Consigne 1:
Recopiez mot pour mot les lignes de la liste ci-dessous, en commençant à la première ligne de la liste et en terminant à la ligne qui contient « 357, 364, 376] », celle-ci incluse.

Document source:
___
Ca y est presque : J-14 avant le grand déconfinement progressif. Le gouvernement dévoile son plan aujourd’hui et je vous sens déjà dans les starting-blocks. Prêts à construire le monde d’après ? Je n’en doute pas un instant. Oui, mais lequel ? Sur Google, l’occurrence « Le monde d’après » fait remonter 764 millions de réponses à ce jour. Les prétendants au changement sont nombreux. Voilà qui fait beaucoup de monde(s).
Bien sûr, les appels au changement sont légitimes. Pour placer les exclus au premier rang du monde d’après (Entourage). Pour adopter des comportements écoresponsables en entreprise (Prowd). Pour s’orienter vers une société 100% écologique (On Est Prêt). Pour réconcilier le progrès et le vivant (Tek4Life). Pour une relance verte et sociétale du monde économique (Le Mouves). Pour remettre à plat le système en France et dans le monde (18 responsables de syndicats et d’associations). Ou pour construire un agenda citoyen qui donne une boussole à la société civile (collectif emmené par la Croix Rouge, le WWF et le Groupe SOS). C’en est trop, peut-être. Mais l’initiative rassembleuse de la Coalition 10% et du Haut-commissaire à l’économie sociale et solidaire Christophe Itier, qui tente une fois de plus de relier les mondes avec cette tribune « Pas de monde d’après sans l’union de nos forces », me paraît particulièrement légitime.
___
Données à traiter:
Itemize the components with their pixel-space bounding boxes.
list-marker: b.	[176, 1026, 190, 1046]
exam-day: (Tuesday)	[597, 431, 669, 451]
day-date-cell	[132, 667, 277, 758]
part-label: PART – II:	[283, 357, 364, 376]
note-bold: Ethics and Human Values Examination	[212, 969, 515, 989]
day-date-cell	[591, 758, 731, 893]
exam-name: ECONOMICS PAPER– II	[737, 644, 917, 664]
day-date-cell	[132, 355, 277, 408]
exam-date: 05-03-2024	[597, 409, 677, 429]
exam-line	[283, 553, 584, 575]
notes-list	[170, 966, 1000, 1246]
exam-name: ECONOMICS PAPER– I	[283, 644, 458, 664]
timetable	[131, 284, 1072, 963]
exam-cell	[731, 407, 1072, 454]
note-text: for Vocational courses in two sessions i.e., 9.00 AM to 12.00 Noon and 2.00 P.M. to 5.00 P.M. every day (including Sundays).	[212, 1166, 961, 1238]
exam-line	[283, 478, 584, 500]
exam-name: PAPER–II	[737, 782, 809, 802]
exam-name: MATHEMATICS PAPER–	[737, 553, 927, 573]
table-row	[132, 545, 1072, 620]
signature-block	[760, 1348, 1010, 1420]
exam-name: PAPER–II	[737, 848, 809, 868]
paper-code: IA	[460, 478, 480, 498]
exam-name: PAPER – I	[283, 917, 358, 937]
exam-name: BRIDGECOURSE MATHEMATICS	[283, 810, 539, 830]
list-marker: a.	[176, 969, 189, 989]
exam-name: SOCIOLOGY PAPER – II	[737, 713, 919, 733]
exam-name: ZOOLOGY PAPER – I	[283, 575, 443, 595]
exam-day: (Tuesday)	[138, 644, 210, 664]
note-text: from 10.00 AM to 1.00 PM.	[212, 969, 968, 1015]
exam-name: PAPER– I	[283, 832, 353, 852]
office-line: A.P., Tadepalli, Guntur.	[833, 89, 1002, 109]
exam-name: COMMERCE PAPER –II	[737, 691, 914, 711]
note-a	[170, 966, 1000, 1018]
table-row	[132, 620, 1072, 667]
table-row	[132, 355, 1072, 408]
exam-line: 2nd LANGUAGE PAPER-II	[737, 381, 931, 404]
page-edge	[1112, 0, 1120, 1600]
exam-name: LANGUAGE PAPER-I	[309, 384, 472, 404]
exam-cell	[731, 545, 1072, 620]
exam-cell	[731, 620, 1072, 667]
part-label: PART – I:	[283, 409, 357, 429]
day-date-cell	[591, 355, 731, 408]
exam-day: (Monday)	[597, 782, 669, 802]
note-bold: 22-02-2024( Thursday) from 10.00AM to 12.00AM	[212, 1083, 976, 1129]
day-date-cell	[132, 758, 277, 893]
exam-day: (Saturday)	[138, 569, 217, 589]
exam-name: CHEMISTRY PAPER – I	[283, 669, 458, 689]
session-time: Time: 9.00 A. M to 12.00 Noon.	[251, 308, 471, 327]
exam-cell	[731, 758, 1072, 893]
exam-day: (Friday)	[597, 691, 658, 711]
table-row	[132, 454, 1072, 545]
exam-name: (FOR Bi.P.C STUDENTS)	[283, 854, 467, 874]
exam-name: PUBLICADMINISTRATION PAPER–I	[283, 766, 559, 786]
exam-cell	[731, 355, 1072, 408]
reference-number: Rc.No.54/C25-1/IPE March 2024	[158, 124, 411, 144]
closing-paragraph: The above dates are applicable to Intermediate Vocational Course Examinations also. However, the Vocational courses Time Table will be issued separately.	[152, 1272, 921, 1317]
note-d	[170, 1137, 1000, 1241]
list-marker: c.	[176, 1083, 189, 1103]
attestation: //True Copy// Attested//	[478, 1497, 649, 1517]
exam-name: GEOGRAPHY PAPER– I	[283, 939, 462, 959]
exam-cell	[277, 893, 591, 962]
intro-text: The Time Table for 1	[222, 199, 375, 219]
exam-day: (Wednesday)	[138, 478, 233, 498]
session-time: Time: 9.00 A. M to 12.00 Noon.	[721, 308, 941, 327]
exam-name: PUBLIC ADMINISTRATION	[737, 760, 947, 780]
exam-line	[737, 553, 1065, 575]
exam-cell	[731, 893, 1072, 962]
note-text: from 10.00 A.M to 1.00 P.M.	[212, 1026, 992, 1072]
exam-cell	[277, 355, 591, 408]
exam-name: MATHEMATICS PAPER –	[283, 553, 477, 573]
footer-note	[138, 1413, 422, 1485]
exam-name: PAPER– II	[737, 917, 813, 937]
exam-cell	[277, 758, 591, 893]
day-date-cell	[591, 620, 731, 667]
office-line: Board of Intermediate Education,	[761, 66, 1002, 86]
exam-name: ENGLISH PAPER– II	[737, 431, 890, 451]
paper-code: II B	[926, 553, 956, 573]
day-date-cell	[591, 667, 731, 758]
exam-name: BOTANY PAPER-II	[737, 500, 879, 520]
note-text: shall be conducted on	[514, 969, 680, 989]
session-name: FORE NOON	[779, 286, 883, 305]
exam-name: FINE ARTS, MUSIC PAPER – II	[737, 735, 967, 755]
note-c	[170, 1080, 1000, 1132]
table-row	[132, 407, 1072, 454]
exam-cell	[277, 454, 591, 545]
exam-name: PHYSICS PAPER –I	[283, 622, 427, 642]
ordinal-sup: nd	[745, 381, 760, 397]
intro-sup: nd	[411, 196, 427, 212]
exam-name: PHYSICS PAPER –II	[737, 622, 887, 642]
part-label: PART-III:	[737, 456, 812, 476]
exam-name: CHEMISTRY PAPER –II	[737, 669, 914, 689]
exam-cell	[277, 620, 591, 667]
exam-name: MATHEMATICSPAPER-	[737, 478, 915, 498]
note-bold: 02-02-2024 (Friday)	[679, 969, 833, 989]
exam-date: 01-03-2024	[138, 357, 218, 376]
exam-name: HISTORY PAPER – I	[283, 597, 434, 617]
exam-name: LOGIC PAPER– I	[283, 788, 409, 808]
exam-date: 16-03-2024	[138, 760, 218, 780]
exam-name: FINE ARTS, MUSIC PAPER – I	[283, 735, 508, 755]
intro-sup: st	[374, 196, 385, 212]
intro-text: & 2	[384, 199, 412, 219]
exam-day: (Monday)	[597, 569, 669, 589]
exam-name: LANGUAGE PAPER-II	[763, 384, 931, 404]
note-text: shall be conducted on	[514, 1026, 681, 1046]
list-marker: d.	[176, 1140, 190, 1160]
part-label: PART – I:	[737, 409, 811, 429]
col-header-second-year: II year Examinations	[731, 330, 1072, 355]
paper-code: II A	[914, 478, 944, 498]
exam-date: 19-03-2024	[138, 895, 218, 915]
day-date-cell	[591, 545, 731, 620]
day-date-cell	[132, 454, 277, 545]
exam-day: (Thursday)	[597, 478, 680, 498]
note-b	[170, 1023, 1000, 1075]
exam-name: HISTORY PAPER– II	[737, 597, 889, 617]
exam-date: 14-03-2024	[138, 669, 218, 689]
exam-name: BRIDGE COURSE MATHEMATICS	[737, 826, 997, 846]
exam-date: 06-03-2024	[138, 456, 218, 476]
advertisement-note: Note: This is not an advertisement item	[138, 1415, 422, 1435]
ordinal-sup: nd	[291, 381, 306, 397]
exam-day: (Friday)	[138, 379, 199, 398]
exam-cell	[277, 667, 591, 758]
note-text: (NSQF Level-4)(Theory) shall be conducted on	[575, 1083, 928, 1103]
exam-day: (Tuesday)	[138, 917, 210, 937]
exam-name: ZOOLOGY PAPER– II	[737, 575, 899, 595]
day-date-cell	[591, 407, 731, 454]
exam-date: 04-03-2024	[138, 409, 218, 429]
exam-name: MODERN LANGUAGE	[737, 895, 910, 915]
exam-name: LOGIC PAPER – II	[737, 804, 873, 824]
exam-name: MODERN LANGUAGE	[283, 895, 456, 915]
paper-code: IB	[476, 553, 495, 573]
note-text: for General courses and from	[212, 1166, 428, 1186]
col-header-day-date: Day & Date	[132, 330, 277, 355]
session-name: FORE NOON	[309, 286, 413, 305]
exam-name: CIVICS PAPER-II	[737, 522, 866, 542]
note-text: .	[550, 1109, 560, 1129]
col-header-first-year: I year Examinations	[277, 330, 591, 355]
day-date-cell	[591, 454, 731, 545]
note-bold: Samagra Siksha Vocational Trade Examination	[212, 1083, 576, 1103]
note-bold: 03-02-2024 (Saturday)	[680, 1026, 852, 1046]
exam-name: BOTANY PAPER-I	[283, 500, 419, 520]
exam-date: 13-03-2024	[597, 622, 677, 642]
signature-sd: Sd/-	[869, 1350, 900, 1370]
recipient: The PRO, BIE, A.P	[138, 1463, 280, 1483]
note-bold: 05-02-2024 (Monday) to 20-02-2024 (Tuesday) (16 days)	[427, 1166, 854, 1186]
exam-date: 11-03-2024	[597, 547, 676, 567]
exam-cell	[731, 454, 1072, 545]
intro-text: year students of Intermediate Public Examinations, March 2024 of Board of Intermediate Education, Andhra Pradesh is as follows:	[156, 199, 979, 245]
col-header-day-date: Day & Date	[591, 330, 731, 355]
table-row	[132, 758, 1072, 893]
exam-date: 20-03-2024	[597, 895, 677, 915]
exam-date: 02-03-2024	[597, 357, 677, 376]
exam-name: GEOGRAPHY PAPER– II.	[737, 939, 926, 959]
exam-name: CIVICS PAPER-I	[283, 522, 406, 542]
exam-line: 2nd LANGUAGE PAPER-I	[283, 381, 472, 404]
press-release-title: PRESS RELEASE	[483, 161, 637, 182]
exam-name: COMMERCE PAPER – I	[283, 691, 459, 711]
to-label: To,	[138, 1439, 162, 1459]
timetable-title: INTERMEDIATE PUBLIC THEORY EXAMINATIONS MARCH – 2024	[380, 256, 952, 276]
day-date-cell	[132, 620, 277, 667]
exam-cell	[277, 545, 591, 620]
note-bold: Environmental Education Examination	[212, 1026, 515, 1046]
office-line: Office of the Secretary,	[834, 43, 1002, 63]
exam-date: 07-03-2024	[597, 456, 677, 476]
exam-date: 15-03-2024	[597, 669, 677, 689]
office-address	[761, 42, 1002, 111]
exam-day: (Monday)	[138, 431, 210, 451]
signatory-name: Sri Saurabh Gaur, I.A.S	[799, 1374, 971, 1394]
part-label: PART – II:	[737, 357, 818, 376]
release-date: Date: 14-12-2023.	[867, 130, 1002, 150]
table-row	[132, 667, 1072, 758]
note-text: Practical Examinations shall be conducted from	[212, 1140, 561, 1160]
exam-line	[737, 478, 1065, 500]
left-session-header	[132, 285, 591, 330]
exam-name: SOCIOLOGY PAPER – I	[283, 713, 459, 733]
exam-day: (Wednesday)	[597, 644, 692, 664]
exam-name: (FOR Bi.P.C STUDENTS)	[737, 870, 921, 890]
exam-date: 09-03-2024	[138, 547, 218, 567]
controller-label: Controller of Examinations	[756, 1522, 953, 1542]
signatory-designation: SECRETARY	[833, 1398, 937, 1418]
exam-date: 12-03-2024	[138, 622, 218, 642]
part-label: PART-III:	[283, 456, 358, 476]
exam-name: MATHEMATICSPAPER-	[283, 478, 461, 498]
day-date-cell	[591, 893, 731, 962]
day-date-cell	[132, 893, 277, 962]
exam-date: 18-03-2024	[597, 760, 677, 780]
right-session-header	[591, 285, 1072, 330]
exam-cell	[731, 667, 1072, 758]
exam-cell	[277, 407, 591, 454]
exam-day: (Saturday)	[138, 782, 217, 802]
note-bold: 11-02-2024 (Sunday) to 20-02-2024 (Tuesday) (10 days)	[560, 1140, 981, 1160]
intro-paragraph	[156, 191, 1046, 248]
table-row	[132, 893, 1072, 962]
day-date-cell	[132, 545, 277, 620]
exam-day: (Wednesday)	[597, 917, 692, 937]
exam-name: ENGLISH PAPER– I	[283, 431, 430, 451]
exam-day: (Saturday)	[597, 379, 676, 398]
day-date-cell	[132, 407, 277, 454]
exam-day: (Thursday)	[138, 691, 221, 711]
___
Consigne 2:
Pour chacune des affirmations suivantes, indiquez par oui ou par non si elle concorde avec l'article sur le monde d'après, puis citez textuellement les mots de l'article qui le justifient. (a) Le gouvernement présente son plan le jour même. (b) L'appel à s'orienter vers une société 100 % écologique est attribué à Tek4Life. (c) Sur Google, l'expression « Le monde d'après » fait remonter 764 millions de réponses.

Réponse complète 1:
Itemize the components with their pixel-space bounding boxes.
list-marker: b.	[176, 1026, 190, 1046]
exam-day: (Tuesday)	[597, 431, 669, 451]
day-date-cell	[132, 667, 277, 758]
part-label: PART – II:	[283, 357, 364, 376]

Réponse complète 2:
(a) Oui : « Le gouvernement dévoile son plan aujourd’hui »
(b) Non : « Pour s’orienter vers une société 100% écologique (On Est Prêt). »
(c) Oui : « Sur Google, l’occurrence « Le monde d’après » fait remonter 764 millions de réponses à ce jour. »